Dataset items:
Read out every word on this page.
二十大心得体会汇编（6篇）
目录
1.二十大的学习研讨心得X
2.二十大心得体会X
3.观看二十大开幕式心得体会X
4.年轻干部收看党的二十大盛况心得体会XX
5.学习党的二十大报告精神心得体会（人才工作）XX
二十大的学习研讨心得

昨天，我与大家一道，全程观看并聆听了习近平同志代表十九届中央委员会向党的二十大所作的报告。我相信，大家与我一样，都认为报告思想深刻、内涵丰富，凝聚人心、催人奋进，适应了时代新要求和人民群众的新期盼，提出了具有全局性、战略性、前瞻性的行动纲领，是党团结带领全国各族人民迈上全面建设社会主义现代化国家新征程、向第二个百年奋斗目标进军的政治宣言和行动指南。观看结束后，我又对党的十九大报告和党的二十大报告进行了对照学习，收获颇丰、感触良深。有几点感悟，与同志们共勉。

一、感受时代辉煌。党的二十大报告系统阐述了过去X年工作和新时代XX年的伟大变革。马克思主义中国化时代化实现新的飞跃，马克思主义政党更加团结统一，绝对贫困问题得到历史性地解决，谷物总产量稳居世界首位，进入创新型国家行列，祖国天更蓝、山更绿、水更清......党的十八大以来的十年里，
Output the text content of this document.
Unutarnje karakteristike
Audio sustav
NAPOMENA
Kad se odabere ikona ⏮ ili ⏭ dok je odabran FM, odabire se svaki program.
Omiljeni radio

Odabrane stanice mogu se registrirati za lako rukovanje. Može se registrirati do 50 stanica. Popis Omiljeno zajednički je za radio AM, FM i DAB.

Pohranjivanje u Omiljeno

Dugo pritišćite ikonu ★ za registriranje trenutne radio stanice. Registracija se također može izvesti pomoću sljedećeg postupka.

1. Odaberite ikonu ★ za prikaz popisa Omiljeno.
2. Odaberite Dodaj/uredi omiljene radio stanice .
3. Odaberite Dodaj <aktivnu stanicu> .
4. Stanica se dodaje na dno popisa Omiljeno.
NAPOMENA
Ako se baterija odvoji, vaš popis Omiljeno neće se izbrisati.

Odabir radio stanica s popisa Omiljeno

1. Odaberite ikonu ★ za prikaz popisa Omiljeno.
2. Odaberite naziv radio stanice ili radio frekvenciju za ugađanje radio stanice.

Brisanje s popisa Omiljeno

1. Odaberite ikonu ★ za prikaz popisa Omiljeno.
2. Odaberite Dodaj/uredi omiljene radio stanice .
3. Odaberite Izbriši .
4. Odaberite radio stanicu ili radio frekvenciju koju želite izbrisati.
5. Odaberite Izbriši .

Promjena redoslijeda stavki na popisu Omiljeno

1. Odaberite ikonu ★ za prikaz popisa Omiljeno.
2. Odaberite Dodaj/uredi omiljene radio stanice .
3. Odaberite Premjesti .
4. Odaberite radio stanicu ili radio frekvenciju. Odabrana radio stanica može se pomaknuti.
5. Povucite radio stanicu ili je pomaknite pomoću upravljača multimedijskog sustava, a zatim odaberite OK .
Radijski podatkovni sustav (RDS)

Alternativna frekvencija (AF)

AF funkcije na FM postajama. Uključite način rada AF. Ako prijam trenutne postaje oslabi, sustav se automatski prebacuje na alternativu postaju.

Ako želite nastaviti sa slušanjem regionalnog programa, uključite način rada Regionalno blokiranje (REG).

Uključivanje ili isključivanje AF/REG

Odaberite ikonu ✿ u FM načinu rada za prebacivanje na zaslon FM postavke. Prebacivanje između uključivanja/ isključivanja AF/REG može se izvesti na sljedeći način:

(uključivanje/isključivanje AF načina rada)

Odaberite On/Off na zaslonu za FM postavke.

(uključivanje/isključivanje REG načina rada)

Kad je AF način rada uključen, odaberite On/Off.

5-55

__Do this__: All of the entries need to be reproduced exactly; please write them out.

__Result for this exercise__:
Read out every word on this page.
二十大心得体会汇编（6篇）
目录
1.二十大的学习研讨心得X
2.二十大心得体会X
3.观看二十大开幕式心得体会X
4.年轻干部收看党的二十大盛况心得体会XX
5.学习党的二十大报告精神心得体会（人才工作）XX
二十大的学习研讨心得

昨天，我与大家一道，全程观看并聆听了习近平同志代表十九届中央委员会向党的二十大所作的报告。我相信，大家与我一样，都认为报告思想深刻、内涵丰富，凝聚人心、催人奋进，适应了时代新要求和人民群众的新期盼，提出了具有全局性、战略性、前瞻性的行动纲领，是党团结带领全国各族人民迈上全面建设社会主义现代化国家新征程、向第二个百年奋斗目标进军的政治宣言和行动指南。观看结束后，我又对党的十九大报告和党的二十大报告进行了对照学习，收获颇丰、感触良深。有几点感悟，与同志们共勉。

一、感受时代辉煌。党的二十大报告系统阐述了过去X年工作和新时代XX年的伟大变革。马克思主义中国化时代化实现新的飞跃，马克思主义政党更加团结统一，绝对贫困问题得到历史性地解决，谷物总产量稳居世界首位，进入创新型国家行列，祖国天更蓝、山更绿、水更清......党的十八大以来的十年里，
Output the text content of this document.
Unutarnje karakteristike
Audio sustav
NAPOMENA
Kad se odabere ikona ⏮ ili ⏭ dok je odabran FM, odabire se svaki program.
Omiljeni radio

Odabrane stanice mogu se registrirati za lako rukovanje. Može se registrirati do 50 stanica. Popis Omiljeno zajednički je za radio AM, FM i DAB.

Pohranjivanje u Omiljeno

Dugo pritišćite ikonu ★ za registriranje trenutne radio stanice. Registracija se također može izvesti pomoću sljedećeg postupka.

1. Odaberite ikonu ★ za prikaz popisa Omiljeno.
2. Odaberite Dodaj/uredi omiljene radio stanice .
3. Odaberite Dodaj <aktivnu stanicu> .
4. Stanica se dodaje na dno popisa Omiljeno.
NAPOMENA
Ako se baterija odvoji, vaš popis Omiljeno neće se izbrisati.

Odabir radio stanica s popisa Omiljeno

1. Odaberite ikonu ★ za prikaz popisa Omiljeno.
2. Odaberite naziv radio stanice ili radio frekvenciju za ugađanje radio stanice.

Brisanje s popisa Omiljeno

1. Odaberite ikonu ★ za prikaz popisa Omiljeno.
2. Odaberite Dodaj/uredi omiljene radio stanice .
3. Odaberite Izbriši .
4. Odaberite radio stanicu ili radio frekvenciju koju želite izbrisati.
5. Odaberite Izbriši .

Promjena redoslijeda stavki na popisu Omiljeno

1. Odaberite ikonu ★ za prikaz popisa Omiljeno.
2. Odaberite Dodaj/uredi omiljene radio stanice .
3. Odaberite Premjesti .
4. Odaberite radio stanicu ili radio frekvenciju. Odabrana radio stanica može se pomaknuti.
5. Povucite radio stanicu ili je pomaknite pomoću upravljača multimedijskog sustava, a zatim odaberite OK .
Radijski podatkovni sustav (RDS)

Alternativna frekvencija (AF)

AF funkcije na FM postajama. Uključite način rada AF. Ako prijam trenutne postaje oslabi, sustav se automatski prebacuje na alternativu postaju.

Ako želite nastaviti sa slušanjem regionalnog programa, uključite način rada Regionalno blokiranje (REG).

Uključivanje ili isključivanje AF/REG

Odaberite ikonu ✿ u FM načinu rada za prebacivanje na zaslon FM postavke. Prebacivanje između uključivanja/ isključivanja AF/REG može se izvesti na sljedeći način:

(uključivanje/isključivanje AF načina rada)

Odaberite On/Off na zaslonu za FM postavke.

(uključivanje/isključivanje REG načina rada)

Kad je AF način rada uključen, odaberite On/Off.

5-55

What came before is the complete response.